Work to do
Repeat the rows from the start through the line containing "menu-help[interactable]: 帮助(H) <box>284", both ends included, character for character.

Supplied data

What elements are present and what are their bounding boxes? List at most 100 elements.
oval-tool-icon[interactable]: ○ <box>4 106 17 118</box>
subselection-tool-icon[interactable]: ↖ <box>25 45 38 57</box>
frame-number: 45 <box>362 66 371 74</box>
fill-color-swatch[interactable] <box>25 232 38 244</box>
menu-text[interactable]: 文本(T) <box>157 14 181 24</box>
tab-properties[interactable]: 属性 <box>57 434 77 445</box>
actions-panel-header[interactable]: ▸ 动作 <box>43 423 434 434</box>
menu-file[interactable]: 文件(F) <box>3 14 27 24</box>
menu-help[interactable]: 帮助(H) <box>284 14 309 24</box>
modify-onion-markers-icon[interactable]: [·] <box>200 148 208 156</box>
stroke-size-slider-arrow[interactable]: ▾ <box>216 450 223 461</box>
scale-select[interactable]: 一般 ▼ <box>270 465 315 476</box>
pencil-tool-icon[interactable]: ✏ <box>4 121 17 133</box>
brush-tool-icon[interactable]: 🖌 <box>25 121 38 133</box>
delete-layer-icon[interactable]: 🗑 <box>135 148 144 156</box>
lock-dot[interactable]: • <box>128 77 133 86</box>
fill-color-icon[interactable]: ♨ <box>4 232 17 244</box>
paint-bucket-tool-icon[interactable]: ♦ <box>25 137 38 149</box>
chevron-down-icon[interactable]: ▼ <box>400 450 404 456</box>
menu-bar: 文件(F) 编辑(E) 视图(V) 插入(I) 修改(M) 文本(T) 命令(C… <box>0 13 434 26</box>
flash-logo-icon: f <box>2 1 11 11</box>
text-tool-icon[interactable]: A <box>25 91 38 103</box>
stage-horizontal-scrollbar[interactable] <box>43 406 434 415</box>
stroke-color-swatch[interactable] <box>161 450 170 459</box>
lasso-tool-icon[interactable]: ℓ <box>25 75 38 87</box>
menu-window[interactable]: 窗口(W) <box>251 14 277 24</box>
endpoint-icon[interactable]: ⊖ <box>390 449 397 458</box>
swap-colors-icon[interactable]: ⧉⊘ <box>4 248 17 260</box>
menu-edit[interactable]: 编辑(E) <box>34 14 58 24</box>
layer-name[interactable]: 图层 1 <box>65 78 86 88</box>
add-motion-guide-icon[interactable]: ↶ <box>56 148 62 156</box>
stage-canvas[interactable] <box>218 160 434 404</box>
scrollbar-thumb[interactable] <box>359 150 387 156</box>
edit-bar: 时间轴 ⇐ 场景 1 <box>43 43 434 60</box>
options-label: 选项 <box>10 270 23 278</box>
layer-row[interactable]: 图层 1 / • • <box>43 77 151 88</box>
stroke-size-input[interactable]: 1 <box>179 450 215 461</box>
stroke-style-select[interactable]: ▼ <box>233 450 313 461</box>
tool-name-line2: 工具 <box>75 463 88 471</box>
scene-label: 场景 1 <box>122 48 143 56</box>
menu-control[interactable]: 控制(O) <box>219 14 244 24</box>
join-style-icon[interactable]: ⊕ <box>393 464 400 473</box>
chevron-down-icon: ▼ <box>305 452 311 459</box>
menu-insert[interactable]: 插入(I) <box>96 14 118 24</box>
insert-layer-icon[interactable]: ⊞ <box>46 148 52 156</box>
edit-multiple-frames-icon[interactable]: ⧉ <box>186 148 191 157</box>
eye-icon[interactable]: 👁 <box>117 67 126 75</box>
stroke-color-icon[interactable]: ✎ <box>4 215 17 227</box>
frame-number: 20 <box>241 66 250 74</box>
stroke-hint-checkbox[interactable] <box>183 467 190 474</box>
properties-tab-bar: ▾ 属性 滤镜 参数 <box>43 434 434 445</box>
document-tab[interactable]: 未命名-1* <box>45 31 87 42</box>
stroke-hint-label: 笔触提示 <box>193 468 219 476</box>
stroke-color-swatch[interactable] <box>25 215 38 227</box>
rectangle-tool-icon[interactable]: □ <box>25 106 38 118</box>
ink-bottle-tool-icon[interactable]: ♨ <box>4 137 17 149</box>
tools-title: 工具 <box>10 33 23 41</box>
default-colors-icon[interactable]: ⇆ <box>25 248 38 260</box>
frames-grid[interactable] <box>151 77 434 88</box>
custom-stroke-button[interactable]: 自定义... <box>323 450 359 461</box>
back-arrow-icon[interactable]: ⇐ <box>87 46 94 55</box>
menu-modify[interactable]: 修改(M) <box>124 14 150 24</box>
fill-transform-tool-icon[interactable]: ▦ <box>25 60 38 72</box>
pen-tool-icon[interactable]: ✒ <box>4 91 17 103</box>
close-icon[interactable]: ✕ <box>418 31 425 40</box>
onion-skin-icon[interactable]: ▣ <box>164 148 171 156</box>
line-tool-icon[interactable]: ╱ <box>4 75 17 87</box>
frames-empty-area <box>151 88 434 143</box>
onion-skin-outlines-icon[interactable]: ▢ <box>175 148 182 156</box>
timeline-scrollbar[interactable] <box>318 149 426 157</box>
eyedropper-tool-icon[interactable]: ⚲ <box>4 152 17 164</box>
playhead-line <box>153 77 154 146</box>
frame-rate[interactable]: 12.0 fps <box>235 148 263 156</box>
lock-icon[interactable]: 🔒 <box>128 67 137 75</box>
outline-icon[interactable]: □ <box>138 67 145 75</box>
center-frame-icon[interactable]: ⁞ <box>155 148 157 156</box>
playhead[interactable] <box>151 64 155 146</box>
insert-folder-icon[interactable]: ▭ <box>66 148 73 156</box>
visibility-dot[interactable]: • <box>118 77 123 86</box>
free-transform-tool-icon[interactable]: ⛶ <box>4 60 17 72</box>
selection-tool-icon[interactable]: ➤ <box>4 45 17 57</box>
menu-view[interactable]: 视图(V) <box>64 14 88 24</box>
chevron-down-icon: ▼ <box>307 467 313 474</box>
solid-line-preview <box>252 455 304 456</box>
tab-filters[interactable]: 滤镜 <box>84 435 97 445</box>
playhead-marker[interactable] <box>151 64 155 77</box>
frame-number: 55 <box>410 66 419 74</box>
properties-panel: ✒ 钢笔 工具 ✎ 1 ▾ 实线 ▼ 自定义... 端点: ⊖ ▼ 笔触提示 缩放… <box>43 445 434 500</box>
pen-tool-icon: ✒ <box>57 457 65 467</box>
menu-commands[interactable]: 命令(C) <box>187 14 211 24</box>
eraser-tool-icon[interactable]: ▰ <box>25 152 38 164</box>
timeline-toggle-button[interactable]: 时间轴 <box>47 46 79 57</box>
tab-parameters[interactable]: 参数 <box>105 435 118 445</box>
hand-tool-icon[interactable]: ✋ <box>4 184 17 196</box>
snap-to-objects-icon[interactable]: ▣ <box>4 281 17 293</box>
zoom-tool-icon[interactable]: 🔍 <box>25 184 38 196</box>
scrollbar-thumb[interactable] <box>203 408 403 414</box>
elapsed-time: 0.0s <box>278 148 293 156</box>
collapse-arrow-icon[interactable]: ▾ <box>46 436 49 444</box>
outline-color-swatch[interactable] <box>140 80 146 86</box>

Result of this task
What elements are present and what are their bounding boxes? List at most 100 elements.
oval-tool-icon[interactable]: ○ <box>4 106 17 118</box>
subselection-tool-icon[interactable]: ↖ <box>25 45 38 57</box>
frame-number: 45 <box>362 66 371 74</box>
fill-color-swatch[interactable] <box>25 232 38 244</box>
menu-text[interactable]: 文本(T) <box>157 14 181 24</box>
tab-properties[interactable]: 属性 <box>57 434 77 445</box>
actions-panel-header[interactable]: ▸ 动作 <box>43 423 434 434</box>
menu-file[interactable]: 文件(F) <box>3 14 27 24</box>
menu-help[interactable]: 帮助(H) <box>284 14 309 24</box>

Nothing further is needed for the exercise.